Stored data
○ ○ ○ ○

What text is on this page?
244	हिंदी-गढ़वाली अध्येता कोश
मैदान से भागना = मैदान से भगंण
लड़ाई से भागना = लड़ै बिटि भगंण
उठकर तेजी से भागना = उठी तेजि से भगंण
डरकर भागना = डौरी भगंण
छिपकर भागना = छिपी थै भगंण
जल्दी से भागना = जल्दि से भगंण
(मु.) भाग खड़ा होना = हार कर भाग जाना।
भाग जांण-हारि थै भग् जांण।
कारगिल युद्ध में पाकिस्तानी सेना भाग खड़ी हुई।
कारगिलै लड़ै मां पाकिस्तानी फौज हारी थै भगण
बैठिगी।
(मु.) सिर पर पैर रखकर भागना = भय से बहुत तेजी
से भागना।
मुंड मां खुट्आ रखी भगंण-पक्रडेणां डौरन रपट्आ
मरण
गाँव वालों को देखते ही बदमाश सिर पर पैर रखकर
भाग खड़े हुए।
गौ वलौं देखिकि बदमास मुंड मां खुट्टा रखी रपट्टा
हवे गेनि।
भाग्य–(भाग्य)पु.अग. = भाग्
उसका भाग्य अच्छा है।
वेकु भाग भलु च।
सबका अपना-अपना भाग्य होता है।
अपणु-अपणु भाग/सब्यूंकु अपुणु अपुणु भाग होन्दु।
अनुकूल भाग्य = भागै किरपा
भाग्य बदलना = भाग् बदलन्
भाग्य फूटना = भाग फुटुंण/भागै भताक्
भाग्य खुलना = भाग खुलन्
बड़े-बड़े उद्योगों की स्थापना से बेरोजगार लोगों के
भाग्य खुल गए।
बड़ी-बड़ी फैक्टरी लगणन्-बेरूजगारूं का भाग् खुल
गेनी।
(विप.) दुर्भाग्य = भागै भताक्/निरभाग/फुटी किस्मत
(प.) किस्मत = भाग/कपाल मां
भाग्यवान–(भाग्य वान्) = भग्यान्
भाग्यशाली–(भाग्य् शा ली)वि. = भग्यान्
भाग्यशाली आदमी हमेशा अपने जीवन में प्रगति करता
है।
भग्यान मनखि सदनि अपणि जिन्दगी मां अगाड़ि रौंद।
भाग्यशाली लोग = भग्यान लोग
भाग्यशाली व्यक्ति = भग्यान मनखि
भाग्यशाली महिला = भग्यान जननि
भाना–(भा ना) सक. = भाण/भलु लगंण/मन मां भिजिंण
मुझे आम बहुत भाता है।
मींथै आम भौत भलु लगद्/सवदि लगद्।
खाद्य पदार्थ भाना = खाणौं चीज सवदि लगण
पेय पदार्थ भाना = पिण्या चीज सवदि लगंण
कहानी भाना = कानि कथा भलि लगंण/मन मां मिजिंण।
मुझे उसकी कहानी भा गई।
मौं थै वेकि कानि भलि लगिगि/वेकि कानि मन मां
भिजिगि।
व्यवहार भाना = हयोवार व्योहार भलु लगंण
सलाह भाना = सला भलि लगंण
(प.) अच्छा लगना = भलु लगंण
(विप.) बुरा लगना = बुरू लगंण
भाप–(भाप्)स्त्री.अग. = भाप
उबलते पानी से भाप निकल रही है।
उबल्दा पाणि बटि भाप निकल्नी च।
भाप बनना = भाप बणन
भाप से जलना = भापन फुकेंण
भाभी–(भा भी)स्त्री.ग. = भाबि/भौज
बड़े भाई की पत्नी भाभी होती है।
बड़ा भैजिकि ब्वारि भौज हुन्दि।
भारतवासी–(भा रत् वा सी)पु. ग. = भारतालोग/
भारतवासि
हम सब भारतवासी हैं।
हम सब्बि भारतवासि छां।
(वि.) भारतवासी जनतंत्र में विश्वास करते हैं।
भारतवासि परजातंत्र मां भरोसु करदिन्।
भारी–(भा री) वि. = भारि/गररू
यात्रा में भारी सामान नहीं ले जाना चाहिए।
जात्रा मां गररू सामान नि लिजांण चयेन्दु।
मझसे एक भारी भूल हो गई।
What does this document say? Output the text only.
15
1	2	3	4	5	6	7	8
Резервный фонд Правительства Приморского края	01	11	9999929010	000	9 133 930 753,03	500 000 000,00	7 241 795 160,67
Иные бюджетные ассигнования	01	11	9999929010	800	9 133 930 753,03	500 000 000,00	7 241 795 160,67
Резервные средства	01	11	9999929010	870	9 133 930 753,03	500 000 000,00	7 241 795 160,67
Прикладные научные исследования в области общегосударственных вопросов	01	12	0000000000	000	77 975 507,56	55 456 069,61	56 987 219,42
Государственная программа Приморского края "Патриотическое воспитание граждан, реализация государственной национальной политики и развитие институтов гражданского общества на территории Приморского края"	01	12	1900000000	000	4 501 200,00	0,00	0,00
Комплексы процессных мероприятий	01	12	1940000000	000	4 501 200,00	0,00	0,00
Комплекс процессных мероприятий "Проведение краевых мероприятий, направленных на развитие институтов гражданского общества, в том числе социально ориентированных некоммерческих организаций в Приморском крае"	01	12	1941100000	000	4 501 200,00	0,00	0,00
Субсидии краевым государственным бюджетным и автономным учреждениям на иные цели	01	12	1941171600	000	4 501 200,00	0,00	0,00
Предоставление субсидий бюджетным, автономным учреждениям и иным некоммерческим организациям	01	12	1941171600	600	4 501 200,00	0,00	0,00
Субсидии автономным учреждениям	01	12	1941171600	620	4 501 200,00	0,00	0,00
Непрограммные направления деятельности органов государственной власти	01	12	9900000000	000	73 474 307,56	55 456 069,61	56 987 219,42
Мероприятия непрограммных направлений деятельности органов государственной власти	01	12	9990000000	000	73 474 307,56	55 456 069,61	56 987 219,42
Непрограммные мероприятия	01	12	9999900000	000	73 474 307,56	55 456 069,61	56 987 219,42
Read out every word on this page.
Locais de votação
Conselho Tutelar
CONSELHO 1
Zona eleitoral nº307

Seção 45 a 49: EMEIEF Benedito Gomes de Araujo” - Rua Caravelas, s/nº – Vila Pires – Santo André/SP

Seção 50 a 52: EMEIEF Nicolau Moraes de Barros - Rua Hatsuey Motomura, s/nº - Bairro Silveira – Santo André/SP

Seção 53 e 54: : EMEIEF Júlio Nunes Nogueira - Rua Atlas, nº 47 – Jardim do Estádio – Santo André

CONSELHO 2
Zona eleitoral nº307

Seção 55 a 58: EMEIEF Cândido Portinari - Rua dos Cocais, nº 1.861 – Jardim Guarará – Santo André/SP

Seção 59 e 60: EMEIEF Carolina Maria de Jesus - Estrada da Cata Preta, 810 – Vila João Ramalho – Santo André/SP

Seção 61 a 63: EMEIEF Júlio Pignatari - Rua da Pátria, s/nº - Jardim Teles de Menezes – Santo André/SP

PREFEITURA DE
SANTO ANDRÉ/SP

○ ○ ○ ○

**EXERCISE AIM**
Repeat each record in full; every line must match exactly.

**EXERCISE RESPONSE**
What text is on this page?
244	हिंदी-गढ़वाली अध्येता कोश
मैदान से भागना = मैदान से भगंण
लड़ाई से भागना = लड़ै बिटि भगंण
उठकर तेजी से भागना = उठी तेजि से भगंण
डरकर भागना = डौरी भगंण
छिपकर भागना = छिपी थै भगंण
जल्दी से भागना = जल्दि से भगंण
(मु.) भाग खड़ा होना = हार कर भाग जाना।
भाग जांण-हारि थै भग् जांण।
कारगिल युद्ध में पाकिस्तानी सेना भाग खड़ी हुई।
कारगिलै लड़ै मां पाकिस्तानी फौज हारी थै भगण
बैठिगी।
(मु.) सिर पर पैर रखकर भागना = भय से बहुत तेजी
से भागना।
मुंड मां खुट्आ रखी भगंण-पक्रडेणां डौरन रपट्आ
मरण
गाँव वालों को देखते ही बदमाश सिर पर पैर रखकर
भाग खड़े हुए।
गौ वलौं देखिकि बदमास मुंड मां खुट्टा रखी रपट्टा
हवे गेनि।
भाग्य–(भाग्य)पु.अग. = भाग्
उसका भाग्य अच्छा है।
वेकु भाग भलु च।
सबका अपना-अपना भाग्य होता है।
अपणु-अपणु भाग/सब्यूंकु अपुणु अपुणु भाग होन्दु।
अनुकूल भाग्य = भागै किरपा
भाग्य बदलना = भाग् बदलन्
भाग्य फूटना = भाग फुटुंण/भागै भताक्
भाग्य खुलना = भाग खुलन्
बड़े-बड़े उद्योगों की स्थापना से बेरोजगार लोगों के
भाग्य खुल गए।
बड़ी-बड़ी फैक्टरी लगणन्-बेरूजगारूं का भाग् खुल
गेनी।
(विप.) दुर्भाग्य = भागै भताक्/निरभाग/फुटी किस्मत
(प.) किस्मत = भाग/कपाल मां
भाग्यवान–(भाग्य वान्) = भग्यान्
भाग्यशाली–(भाग्य् शा ली)वि. = भग्यान्
भाग्यशाली आदमी हमेशा अपने जीवन में प्रगति करता
है।
भग्यान मनखि सदनि अपणि जिन्दगी मां अगाड़ि रौंद।
भाग्यशाली लोग = भग्यान लोग
भाग्यशाली व्यक्ति = भग्यान मनखि
भाग्यशाली महिला = भग्यान जननि
भाना–(भा ना) सक. = भाण/भलु लगंण/मन मां भिजिंण
मुझे आम बहुत भाता है।
मींथै आम भौत भलु लगद्/सवदि लगद्।
खाद्य पदार्थ भाना = खाणौं चीज सवदि लगण
पेय पदार्थ भाना = पिण्या चीज सवदि लगंण
कहानी भाना = कानि कथा भलि लगंण/मन मां मिजिंण।
मुझे उसकी कहानी भा गई।
मौं थै वेकि कानि भलि लगिगि/वेकि कानि मन मां
भिजिगि।
व्यवहार भाना = हयोवार व्योहार भलु लगंण
सलाह भाना = सला भलि लगंण
(प.) अच्छा लगना = भलु लगंण
(विप.) बुरा लगना = बुरू लगंण
भाप–(भाप्)स्त्री.अग. = भाप
उबलते पानी से भाप निकल रही है।
उबल्दा पाणि बटि भाप निकल्नी च।
भाप बनना = भाप बणन
भाप से जलना = भापन फुकेंण
भाभी–(भा भी)स्त्री.ग. = भाबि/भौज
बड़े भाई की पत्नी भाभी होती है।
बड़ा भैजिकि ब्वारि भौज हुन्दि।
भारतवासी–(भा रत् वा सी)पु. ग. = भारतालोग/
भारतवासि
हम सब भारतवासी हैं।
हम सब्बि भारतवासि छां।
(वि.) भारतवासी जनतंत्र में विश्वास करते हैं।
भारतवासि परजातंत्र मां भरोसु करदिन्।
भारी–(भा री) वि. = भारि/गररू
यात्रा में भारी सामान नहीं ले जाना चाहिए।
जात्रा मां गररू सामान नि लिजांण चयेन्दु।
मझसे एक भारी भूल हो गई।
What does this document say? Output the text only.
15
1	2	3	4	5	6	7	8
Резервный фонд Правительства Приморского края	01	11	9999929010	000	9 133 930 753,03	500 000 000,00	7 241 795 160,67
Иные бюджетные ассигнования	01	11	9999929010	800	9 133 930 753,03	500 000 000,00	7 241 795 160,67
Резервные средства	01	11	9999929010	870	9 133 930 753,03	500 000 000,00	7 241 795 160,67
Прикладные научные исследования в области общегосударственных вопросов	01	12	0000000000	000	77 975 507,56	55 456 069,61	56 987 219,42
Государственная программа Приморского края "Патриотическое воспитание граждан, реализация государственной национальной политики и развитие институтов гражданского общества на территории Приморского края"	01	12	1900000000	000	4 501 200,00	0,00	0,00
Комплексы процессных мероприятий	01	12	1940000000	000	4 501 200,00	0,00	0,00
Комплекс процессных мероприятий "Проведение краевых мероприятий, направленных на развитие институтов гражданского общества, в том числе социально ориентированных некоммерческих организаций в Приморском крае"	01	12	1941100000	000	4 501 200,00	0,00	0,00
Субсидии краевым государственным бюджетным и автономным учреждениям на иные цели	01	12	1941171600	000	4 501 200,00	0,00	0,00
Предоставление субсидий бюджетным, автономным учреждениям и иным некоммерческим организациям	01	12	1941171600	600	4 501 200,00	0,00	0,00
Субсидии автономным учреждениям	01	12	1941171600	620	4 501 200,00	0,00	0,00
Непрограммные направления деятельности органов государственной власти	01	12	9900000000	000	73 474 307,56	55 456 069,61	56 987 219,42
Мероприятия непрограммных направлений деятельности органов государственной власти	01	12	9990000000	000	73 474 307,56	55 456 069,61	56 987 219,42
Непрограммные мероприятия	01	12	9999900000	000	73 474 307,56	55 456 069,61	56 987 219,42
Read out every word on this page.
Locais de votação
Conselho Tutelar
CONSELHO 1
Zona eleitoral nº307

Seção 45 a 49: EMEIEF Benedito Gomes de Araujo” - Rua Caravelas, s/nº – Vila Pires – Santo André/SP

Seção 50 a 52: EMEIEF Nicolau Moraes de Barros - Rua Hatsuey Motomura, s/nº - Bairro Silveira – Santo André/SP

Seção 53 e 54: : EMEIEF Júlio Nunes Nogueira - Rua Atlas, nº 47 – Jardim do Estádio – Santo André

CONSELHO 2
Zona eleitoral nº307

Seção 55 a 58: EMEIEF Cândido Portinari - Rua dos Cocais, nº 1.861 – Jardim Guarará – Santo André/SP

Seção 59 e 60: EMEIEF Carolina Maria de Jesus - Estrada da Cata Preta, 810 – Vila João Ramalho – Santo André/SP

Seção 61 a 63: EMEIEF Júlio Pignatari - Rua da Pátria, s/nº - Jardim Teles de Menezes – Santo André/SP

PREFEITURA DE
SANTO ANDRÉ/SP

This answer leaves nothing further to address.